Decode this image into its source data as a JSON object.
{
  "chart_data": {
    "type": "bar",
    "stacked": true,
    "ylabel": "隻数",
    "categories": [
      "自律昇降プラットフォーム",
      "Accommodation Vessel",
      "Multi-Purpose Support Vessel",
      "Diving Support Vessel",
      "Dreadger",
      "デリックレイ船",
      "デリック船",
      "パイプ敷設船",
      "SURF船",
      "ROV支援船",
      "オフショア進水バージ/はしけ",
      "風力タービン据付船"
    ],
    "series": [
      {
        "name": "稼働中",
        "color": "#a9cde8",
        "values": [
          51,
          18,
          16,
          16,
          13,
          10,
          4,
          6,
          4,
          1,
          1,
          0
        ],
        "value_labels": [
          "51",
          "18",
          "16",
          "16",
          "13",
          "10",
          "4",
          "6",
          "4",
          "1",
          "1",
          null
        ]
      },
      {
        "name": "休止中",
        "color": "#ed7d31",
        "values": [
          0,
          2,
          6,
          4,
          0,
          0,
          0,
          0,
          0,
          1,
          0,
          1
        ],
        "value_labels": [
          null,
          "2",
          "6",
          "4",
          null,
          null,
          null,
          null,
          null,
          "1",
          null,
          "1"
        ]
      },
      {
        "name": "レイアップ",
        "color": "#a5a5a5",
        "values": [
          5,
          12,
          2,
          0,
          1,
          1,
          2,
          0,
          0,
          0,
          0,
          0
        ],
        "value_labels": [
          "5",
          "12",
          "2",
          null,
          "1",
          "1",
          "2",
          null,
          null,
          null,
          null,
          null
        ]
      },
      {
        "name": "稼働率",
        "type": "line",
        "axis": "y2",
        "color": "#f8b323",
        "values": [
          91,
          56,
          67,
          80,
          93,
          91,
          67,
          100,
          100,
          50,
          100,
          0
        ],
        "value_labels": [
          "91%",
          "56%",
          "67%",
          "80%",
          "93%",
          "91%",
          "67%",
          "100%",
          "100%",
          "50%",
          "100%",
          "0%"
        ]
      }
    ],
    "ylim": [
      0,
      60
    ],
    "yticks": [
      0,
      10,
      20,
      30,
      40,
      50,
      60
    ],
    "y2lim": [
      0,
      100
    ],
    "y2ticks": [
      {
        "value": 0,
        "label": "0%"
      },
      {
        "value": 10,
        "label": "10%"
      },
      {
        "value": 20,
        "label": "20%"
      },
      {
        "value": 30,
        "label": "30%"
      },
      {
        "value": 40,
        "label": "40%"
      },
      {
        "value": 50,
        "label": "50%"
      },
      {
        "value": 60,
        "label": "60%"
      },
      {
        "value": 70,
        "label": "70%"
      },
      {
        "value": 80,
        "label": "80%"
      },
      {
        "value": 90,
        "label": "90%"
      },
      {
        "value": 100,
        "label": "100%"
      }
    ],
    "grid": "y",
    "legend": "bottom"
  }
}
※ ※ ※
**Directive**
Write an exact transcription of every entry above.

**Written response**
Decode this image into its source data as a JSON object.
{
  "chart_data": {
    "type": "bar",
    "stacked": true,
    "ylabel": "隻数",
    "categories": [
      "自律昇降プラットフォーム",
      "Accommodation Vessel",
      "Multi-Purpose Support Vessel",
      "Diving Support Vessel",
      "Dreadger",
      "デリックレイ船",
      "デリック船",
      "パイプ敷設船",
      "SURF船",
      "ROV支援船",
      "オフショア進水バージ/はしけ",
      "風力タービン据付船"
    ],
    "series": [
      {
        "name": "稼働中",
        "color": "#a9cde8",
        "values": [
          51,
          18,
          16,
          16,
          13,
          10,
          4,
          6,
          4,
          1,
          1,
          0
        ],
        "value_labels": [
          "51",
          "18",
          "16",
          "16",
          "13",
          "10",
          "4",
          "6",
          "4",
          "1",
          "1",
          null
        ]
      },
      {
        "name": "休止中",
        "color": "#ed7d31",
        "values": [
          0,
          2,
          6,
          4,
          0,
          0,
          0,
          0,
          0,
          1,
          0,
          1
        ],
        "value_labels": [
          null,
          "2",
          "6",
          "4",
          null,
          null,
          null,
          null,
          null,
          "1",
          null,
          "1"
        ]
      },
      {
        "name": "レイアップ",
        "color": "#a5a5a5",
        "values": [
          5,
          12,
          2,
          0,
          1,
          1,
          2,
          0,
          0,
          0,
          0,
          0
        ],
        "value_labels": [
          "5",
          "12",
          "2",
          null,
          "1",
          "1",
          "2",
          null,
          null,
          null,
          null,
          null
        ]
      },
      {
        "name": "稼働率",
        "type": "line",
        "axis": "y2",
        "color": "#f8b323",
        "values": [
          91,
          56,
          67,
          80,
          93,
          91,
          67,
          100,
          100,
          50,
          100,
          0
        ],
        "value_labels": [
          "91%",
          "56%",
          "67%",
          "80%",
          "93%",
          "91%",
          "67%",
          "100%",
          "100%",
          "50%",
          "100%",
          "0%"
        ]
      }
    ],
    "ylim": [
      0,
      60
    ],
    "yticks": [
      0,
      10,
      20,
      30,
      40,
      50,
      60
    ],
    "y2lim": [
      0,
      100
    ],
    "y2ticks": [
      {
        "value": 0,
        "label": "0%"
      },
      {
        "value": 10,
        "label": "10%"
      },
      {
        "value": 20,
        "label": "20%"
      },
      {
        "value": 30,
        "label": "30%"
      },
      {
        "value": 40,
        "label": "40%"
      },
      {
        "value": 50,
        "label": "50%"
      },
      {
        "value": 60,
        "label": "60%"
      },
      {
        "value": 70,
        "label": "70%"
      },
      {
        "value": 80,
        "label": "80%"
      },
      {
        "value": 90,
        "label": "90%"
      },
      {
        "value": 100,
        "label": "100%"
      }
    ],
    "grid": "y",
    "legend": "bottom"
  }
}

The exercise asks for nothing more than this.